** Written request **
Write the data out again exactly, dropping any images it holds.
[Begin]
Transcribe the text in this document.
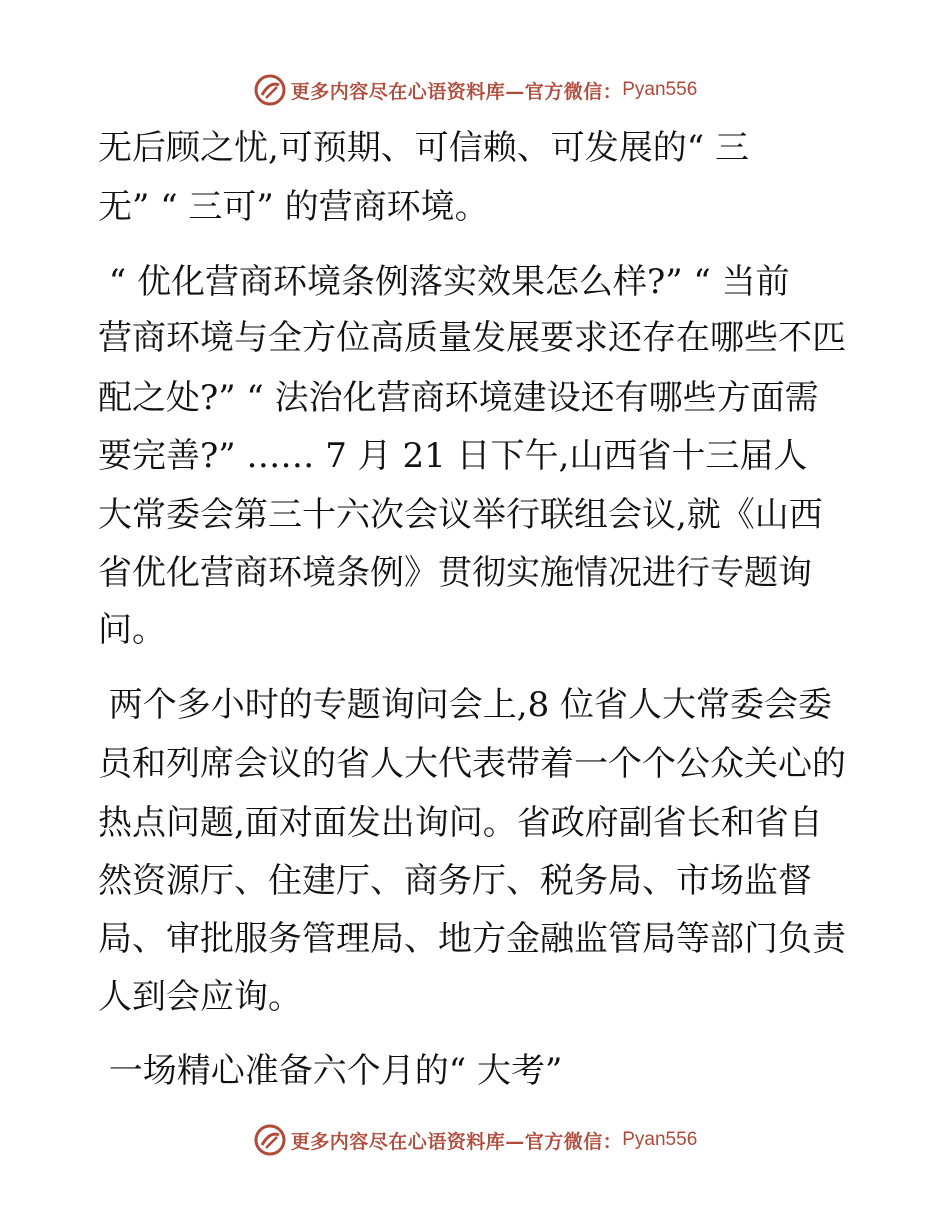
更多内容尽在心语资料库—官方微信： Pyan556
无后顾之忧,可预期、可信赖、可发展的“ 三
无” “ 三可” 的营商环境。
“ 优化营商环境条例落实效果怎么样?” “ 当前
营商环境与全方位高质量发展要求还存在哪些不匹
配之处?” “ 法治化营商环境建设还有哪些方面需
要完善?” …… 7 月 21 日下午,山西省十三届人
大常委会第三十六次会议举行联组会议,就《山西
省优化营商环境条例》贯彻实施情况进行专题询
问。
两个多小时的专题询问会上,8 位省人大常委会委
员和列席会议的省人大代表带着一个个公众关心的
热点问题,面对面发出询问。省政府副省长和省自
然资源厅、住建厅、商务厅、税务局、市场监督
局、审批服务管理局、地方金融监管局等部门负责
人到会应询。
一场精心准备六个月的“ 大考”
更多内容尽在心语资料库—官方微信： Pyan556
[End]
** Task response **
Transcribe the text in this document.
更多内容尽在心语资料库—官方微信： Pyan556
无后顾之忧,可预期、可信赖、可发展的“ 三
无” “ 三可” 的营商环境。
“ 优化营商环境条例落实效果怎么样?” “ 当前
营商环境与全方位高质量发展要求还存在哪些不匹
配之处?” “ 法治化营商环境建设还有哪些方面需
要完善?” …… 7 月 21 日下午,山西省十三届人
大常委会第三十六次会议举行联组会议,就《山西
省优化营商环境条例》贯彻实施情况进行专题询
问。
两个多小时的专题询问会上,8 位省人大常委会委
员和列席会议的省人大代表带着一个个公众关心的
热点问题,面对面发出询问。省政府副省长和省自
然资源厅、住建厅、商务厅、税务局、市场监督
局、审批服务管理局、地方金融监管局等部门负责
人到会应询。
一场精心准备六个月的“ 大考”
更多内容尽在心语资料库—官方微信： Pyan556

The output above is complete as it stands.